▶ [WHAT IS REQUIRED]: Extract every line of the listing below and reproduce each one without changes. Leave the pictures out of your answer.

(Data entries)
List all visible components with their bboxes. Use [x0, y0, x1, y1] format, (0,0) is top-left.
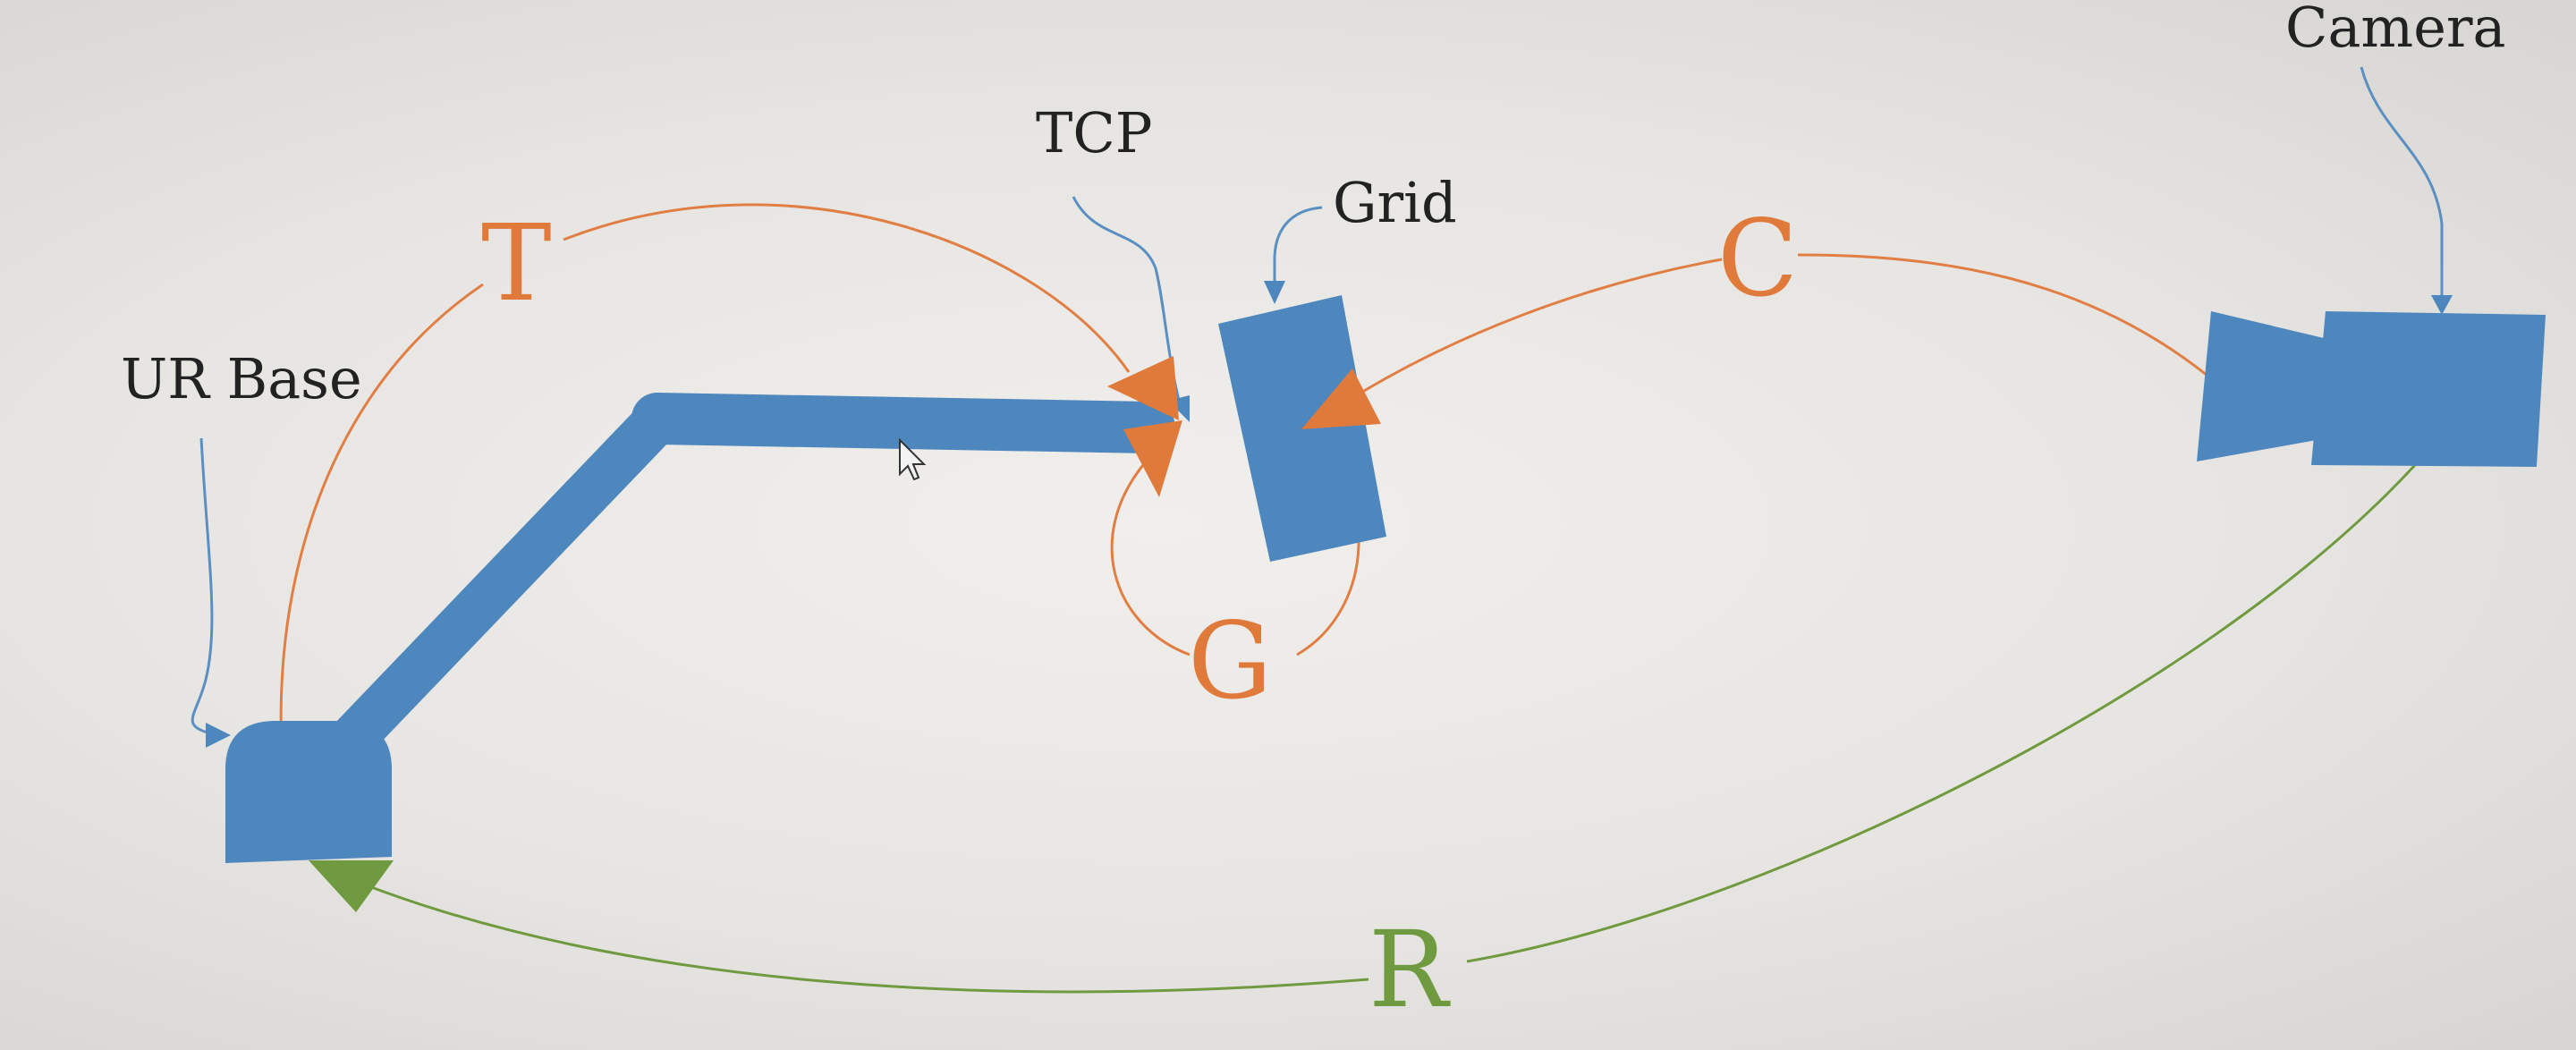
t-arrowhead	[1107, 356, 1179, 420]
transform-c-label: C	[1717, 197, 1798, 320]
transform-g-label: G	[1188, 599, 1272, 723]
grid-pointer-arrowhead	[1264, 281, 1285, 304]
grid-label: Grid	[1333, 170, 1457, 235]
transform-t-label: T	[481, 201, 552, 325]
camera-lens	[2197, 311, 2324, 461]
c-arrowhead	[1301, 368, 1381, 429]
r-arrowhead	[309, 860, 394, 912]
arc-t-right	[563, 203, 1131, 373]
ur-base-label: UR Base	[121, 346, 362, 411]
transform-r-label: R	[1368, 908, 1451, 1031]
arc-g-left	[1110, 460, 1191, 656]
mouse-cursor-icon	[899, 437, 927, 481]
arc-c-left	[1359, 258, 1723, 395]
urbase-pointer	[191, 437, 214, 735]
camera-body	[2311, 311, 2546, 467]
grid-pointer	[1273, 206, 1323, 284]
tcp-label: TCP	[1036, 100, 1153, 165]
g-arrowhead	[1123, 420, 1182, 497]
arc-r-right	[1466, 463, 2417, 963]
camera-pointer-arrowhead	[2431, 295, 2453, 315]
camera-pointer	[2360, 66, 2444, 300]
ur-base-block	[225, 721, 392, 863]
robot-arm-link-upper	[631, 393, 1175, 453]
camera-label: Camera	[2285, 0, 2506, 60]
robot-arm-link-lower	[321, 397, 681, 770]
arc-r-left	[366, 884, 1369, 994]
urbase-pointer-arrowhead	[206, 723, 231, 748]
arc-c-right	[1797, 253, 2208, 377]
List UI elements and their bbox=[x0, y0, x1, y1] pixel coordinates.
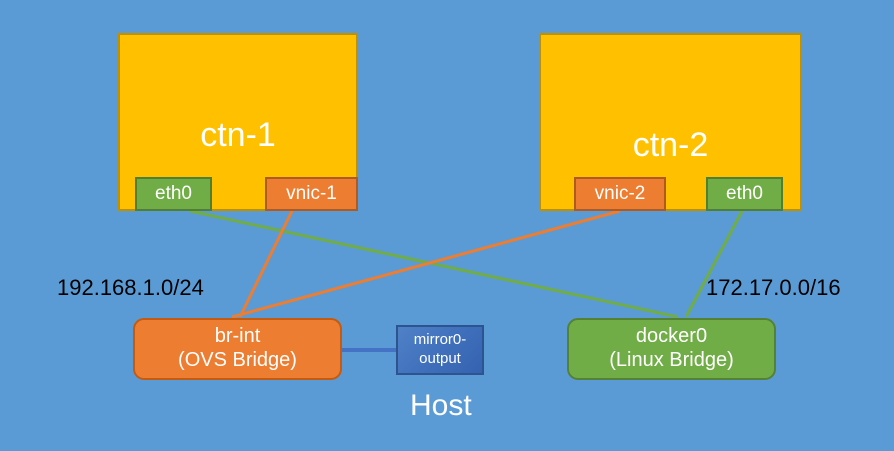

▶ [REPLY TO THE EXERCISE]:
List all visible components with their bboxes. Use [x0, y0, x1, y1] format, (0,0) is top-left.
t-arrowhead	[1107, 356, 1179, 420]
transform-c-label: C	[1717, 197, 1798, 320]
transform-g-label: G	[1188, 599, 1272, 723]
grid-pointer-arrowhead	[1264, 281, 1285, 304]
grid-label: Grid	[1333, 170, 1457, 235]
transform-t-label: T	[481, 201, 552, 325]
camera-lens	[2197, 311, 2324, 461]
c-arrowhead	[1301, 368, 1381, 429]
r-arrowhead	[309, 860, 394, 912]
arc-t-right	[563, 203, 1131, 373]
ur-base-label: UR Base	[121, 346, 362, 411]
transform-r-label: R	[1368, 908, 1451, 1031]
arc-g-left	[1110, 460, 1191, 656]
mouse-cursor-icon	[899, 437, 927, 481]
arc-c-left	[1359, 258, 1723, 395]
urbase-pointer	[191, 437, 214, 735]
camera-body	[2311, 311, 2546, 467]
grid-pointer	[1273, 206, 1323, 284]
tcp-label: TCP	[1036, 100, 1153, 165]
g-arrowhead	[1123, 420, 1182, 497]
arc-r-right	[1466, 463, 2417, 963]
camera-pointer-arrowhead	[2431, 295, 2453, 315]
camera-pointer	[2360, 66, 2444, 300]
ur-base-block	[225, 721, 392, 863]
robot-arm-link-upper	[631, 393, 1175, 453]
camera-label: Camera	[2285, 0, 2506, 60]
robot-arm-link-lower	[321, 397, 681, 770]
arc-r-left	[366, 884, 1369, 994]
urbase-pointer-arrowhead	[206, 723, 231, 748]
arc-c-right	[1797, 253, 2208, 377]
List UI elements and their bbox=[x0, y0, x1, y1] pixel coordinates.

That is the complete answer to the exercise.